— start of Exercise inputs —
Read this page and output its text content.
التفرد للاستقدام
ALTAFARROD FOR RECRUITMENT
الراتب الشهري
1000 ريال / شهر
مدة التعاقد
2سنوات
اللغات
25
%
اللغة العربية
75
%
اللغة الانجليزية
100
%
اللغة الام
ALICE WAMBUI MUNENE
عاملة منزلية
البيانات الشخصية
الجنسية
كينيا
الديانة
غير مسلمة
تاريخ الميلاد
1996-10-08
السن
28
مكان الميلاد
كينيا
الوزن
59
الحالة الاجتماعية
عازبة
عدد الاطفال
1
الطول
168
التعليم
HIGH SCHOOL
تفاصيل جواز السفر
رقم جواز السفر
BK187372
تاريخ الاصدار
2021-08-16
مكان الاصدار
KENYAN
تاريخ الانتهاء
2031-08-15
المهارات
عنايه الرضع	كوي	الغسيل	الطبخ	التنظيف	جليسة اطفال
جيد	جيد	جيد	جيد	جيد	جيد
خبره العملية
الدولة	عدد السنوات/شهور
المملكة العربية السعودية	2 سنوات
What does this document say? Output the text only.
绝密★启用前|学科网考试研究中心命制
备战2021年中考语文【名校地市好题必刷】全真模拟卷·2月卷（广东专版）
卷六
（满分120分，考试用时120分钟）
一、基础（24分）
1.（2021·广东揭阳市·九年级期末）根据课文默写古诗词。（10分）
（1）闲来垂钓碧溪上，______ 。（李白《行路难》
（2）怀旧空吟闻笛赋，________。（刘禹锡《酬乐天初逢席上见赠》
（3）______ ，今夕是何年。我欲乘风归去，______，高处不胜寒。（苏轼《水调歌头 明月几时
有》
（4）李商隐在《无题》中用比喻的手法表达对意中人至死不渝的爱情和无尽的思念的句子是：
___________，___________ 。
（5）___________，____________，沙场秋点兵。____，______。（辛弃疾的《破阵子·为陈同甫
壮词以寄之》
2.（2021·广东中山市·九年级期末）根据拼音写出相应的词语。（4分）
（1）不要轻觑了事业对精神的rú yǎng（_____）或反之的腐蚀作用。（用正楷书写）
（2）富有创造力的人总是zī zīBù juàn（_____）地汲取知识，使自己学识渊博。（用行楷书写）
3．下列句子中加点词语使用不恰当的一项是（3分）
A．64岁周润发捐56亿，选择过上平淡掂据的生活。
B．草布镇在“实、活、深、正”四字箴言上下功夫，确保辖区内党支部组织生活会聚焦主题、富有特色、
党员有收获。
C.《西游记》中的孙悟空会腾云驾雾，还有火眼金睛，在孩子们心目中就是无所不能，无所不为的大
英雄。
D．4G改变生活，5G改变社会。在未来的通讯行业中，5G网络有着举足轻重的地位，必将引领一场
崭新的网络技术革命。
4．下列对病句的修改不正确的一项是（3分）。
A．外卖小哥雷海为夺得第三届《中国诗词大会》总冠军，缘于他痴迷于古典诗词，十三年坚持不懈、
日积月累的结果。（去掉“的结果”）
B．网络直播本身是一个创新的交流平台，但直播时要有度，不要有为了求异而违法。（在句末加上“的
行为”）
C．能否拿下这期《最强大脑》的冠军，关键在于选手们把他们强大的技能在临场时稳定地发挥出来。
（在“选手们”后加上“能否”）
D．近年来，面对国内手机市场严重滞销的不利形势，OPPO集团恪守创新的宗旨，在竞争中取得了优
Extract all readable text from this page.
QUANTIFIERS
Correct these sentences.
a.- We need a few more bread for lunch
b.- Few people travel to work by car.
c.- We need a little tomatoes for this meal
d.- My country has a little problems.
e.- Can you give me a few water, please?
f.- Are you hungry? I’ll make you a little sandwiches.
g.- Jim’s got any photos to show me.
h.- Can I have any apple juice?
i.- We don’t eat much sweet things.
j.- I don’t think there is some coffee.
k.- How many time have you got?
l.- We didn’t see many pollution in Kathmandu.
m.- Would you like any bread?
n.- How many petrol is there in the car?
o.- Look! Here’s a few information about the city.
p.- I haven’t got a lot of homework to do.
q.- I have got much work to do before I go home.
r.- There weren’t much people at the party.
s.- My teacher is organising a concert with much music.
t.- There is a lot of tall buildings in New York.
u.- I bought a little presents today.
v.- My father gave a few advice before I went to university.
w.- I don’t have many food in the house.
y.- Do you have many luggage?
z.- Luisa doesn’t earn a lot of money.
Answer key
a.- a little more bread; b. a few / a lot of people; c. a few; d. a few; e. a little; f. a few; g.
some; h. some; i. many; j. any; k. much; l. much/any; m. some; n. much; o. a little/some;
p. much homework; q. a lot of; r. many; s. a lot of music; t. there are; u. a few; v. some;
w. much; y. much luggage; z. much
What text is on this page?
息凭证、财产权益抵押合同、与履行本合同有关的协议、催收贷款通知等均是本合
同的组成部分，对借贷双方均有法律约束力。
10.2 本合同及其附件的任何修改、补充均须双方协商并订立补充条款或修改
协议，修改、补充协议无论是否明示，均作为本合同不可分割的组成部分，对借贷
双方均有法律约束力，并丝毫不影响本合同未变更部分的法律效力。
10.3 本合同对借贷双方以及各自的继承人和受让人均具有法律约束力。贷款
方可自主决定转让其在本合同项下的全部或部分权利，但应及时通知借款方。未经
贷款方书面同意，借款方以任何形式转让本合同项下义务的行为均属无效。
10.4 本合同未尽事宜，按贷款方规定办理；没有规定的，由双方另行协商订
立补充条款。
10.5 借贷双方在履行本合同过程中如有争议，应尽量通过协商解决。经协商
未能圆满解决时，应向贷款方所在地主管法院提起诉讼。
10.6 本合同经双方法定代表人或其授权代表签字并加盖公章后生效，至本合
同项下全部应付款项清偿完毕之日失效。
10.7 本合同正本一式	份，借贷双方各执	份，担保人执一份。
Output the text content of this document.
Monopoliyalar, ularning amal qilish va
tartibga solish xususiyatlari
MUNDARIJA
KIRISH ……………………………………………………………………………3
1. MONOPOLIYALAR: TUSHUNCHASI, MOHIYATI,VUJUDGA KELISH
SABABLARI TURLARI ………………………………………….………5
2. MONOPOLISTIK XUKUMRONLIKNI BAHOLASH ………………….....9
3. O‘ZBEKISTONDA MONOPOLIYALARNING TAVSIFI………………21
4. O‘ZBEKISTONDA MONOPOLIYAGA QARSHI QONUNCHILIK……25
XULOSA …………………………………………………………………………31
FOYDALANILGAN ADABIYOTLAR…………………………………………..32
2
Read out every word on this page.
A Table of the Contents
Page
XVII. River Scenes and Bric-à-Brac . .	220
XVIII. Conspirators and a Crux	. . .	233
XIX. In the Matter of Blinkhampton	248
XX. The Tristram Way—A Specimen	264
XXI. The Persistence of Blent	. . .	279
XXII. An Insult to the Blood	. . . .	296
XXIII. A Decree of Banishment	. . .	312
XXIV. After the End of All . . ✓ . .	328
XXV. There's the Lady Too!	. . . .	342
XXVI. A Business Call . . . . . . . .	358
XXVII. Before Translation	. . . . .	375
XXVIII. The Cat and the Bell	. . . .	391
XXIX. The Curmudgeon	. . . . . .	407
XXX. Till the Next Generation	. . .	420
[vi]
— end of Exercise inputs —
▸ Task details
List each line of the entries that holds the string "اللغة".

▸ Finished answer
اللغة العربية
اللغة الانجليزية
اللغة الام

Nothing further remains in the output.